Les semaines précédentes ont vu des avancées militaires rapides du côté gouvernemental, forçant les négociations. L’accord actuel apparaît comme un compromis pragmatique : les Kurdes conservent une certaine représentation militaire via l’intégration de brigades spécifiques, mais perdent le contrôle effectif de leur zone.
Ce que prévoit l’accord en détail
Le texte engage un processus graduel d’intégration. Sur le plan militaire, les FDS doivent fusionner avec l’armée et les forces de sécurité nationales. Des brigades composées d’anciens combattants kurdes seront formées pour opérer dans certaines zones. Administrativement, les institutions locales passent sous tutelle étatique.
- Remise progressive de champs pétrolifères clés au gouvernement central.
- Transfert de l’aéroport de Qamichli et de postes-frontières dans un délai de dix jours.
- Déploiement limité de forces de sécurité intérieure dans Hassaké et Qamichli pour sécuriser les services publics.
- Cessez-le-feu global et retrait des lignes de front.
- Garanties sur les droits civils et éducatifs pour les populations kurdes.
Ces points montrent un équilibre délicat : le pouvoir central récupère des ressources stratégiques et des symboles de souveraineté, tandis que les Kurdes obtiennent des assurances contre une dissolution brutale de leurs structures.

### Consigne
Citez le passage du texte sur l'accord d'intégration des FDS allant de "- Transfert de" jusqu'à "de leurs structures.".

Enregistrements provenant d'une source de données
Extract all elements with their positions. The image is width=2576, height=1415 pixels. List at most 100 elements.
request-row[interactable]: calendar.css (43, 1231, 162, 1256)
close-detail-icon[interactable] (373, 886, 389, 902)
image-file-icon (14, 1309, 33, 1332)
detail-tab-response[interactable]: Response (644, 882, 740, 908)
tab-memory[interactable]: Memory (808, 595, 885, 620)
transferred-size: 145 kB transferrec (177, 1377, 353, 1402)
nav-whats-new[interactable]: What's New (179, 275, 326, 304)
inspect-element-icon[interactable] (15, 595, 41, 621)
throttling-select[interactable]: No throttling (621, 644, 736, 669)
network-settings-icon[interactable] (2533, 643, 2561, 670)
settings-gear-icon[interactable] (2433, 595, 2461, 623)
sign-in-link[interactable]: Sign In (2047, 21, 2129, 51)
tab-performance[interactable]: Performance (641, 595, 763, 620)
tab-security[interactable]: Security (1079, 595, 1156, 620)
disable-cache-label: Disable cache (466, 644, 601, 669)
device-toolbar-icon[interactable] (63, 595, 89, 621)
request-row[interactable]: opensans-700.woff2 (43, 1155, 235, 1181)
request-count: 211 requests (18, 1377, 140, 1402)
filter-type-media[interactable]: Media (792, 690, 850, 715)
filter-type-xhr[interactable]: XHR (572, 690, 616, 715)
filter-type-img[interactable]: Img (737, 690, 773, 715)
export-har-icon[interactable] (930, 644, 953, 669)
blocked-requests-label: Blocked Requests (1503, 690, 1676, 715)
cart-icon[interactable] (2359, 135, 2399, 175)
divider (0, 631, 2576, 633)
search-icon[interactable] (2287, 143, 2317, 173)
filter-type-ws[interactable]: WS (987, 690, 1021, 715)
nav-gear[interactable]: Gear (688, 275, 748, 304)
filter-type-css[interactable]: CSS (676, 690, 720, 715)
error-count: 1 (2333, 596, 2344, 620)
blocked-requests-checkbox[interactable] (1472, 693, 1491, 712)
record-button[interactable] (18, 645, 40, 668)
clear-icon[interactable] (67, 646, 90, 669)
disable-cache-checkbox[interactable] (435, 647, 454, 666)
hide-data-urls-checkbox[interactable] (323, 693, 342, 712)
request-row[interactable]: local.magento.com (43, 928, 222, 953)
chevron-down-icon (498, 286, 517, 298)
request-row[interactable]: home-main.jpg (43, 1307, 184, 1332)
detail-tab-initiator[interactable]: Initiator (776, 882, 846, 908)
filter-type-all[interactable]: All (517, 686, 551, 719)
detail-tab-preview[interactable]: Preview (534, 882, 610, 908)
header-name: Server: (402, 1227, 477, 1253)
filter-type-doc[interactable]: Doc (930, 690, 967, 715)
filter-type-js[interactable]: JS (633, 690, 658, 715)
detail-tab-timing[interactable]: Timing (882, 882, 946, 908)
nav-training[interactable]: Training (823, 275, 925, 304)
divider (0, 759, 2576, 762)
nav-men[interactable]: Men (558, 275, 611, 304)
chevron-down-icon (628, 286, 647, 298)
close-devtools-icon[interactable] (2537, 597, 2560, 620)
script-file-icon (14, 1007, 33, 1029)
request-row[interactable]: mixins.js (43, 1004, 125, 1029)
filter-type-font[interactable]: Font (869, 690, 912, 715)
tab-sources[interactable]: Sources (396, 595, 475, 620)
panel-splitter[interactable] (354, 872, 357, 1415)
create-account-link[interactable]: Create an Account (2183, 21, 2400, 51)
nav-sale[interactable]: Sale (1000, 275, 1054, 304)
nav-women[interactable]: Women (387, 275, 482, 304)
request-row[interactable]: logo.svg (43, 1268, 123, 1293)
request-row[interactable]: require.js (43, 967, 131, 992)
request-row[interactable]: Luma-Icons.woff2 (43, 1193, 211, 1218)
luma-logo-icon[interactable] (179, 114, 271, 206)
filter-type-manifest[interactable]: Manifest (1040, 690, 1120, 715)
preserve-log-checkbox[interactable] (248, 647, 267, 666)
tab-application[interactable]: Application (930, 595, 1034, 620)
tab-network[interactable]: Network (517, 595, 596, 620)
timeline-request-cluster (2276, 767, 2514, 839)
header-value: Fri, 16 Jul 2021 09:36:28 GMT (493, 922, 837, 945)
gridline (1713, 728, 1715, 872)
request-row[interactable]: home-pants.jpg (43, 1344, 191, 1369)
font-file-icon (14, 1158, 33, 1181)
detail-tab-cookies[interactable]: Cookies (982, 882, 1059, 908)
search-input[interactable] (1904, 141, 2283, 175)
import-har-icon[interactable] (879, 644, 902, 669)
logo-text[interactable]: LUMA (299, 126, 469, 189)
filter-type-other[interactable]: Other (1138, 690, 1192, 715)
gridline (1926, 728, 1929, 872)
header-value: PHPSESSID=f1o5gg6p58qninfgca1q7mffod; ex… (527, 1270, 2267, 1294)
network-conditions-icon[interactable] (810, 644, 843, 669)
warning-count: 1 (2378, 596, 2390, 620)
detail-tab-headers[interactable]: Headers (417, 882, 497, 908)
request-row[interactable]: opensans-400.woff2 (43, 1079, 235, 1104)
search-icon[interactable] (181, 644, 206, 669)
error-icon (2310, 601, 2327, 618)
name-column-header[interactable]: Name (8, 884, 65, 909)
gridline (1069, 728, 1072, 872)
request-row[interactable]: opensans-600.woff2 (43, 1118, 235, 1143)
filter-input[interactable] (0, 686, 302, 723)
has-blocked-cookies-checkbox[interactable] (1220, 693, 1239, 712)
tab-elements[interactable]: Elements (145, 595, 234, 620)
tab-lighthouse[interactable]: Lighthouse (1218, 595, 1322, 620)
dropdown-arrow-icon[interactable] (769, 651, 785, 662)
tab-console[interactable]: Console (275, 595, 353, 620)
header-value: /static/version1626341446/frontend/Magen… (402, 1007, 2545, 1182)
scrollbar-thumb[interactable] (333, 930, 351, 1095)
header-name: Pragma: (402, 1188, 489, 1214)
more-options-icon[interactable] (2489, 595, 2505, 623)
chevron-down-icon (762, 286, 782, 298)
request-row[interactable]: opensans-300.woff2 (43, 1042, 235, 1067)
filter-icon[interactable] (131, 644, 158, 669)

### Corrigé
- Transfert de l’aéroport de Qamichli et de postes-frontières dans un délai de dix jours.
- Déploiement limité de forces de sécurité intérieure dans Hassaké et Qamichli pour sécuriser les services publics.
- Cessez-le-feu global et retrait des lignes de front.
- Garanties sur les droits civils et éducatifs pour les populations kurdes.
Ces points montrent un équilibre délicat : le pouvoir central récupère des ressources stratégiques et des symboles de souveraineté, tandis que les Kurdes obtiennent des assurances contre une dissolution brutale de leurs structures.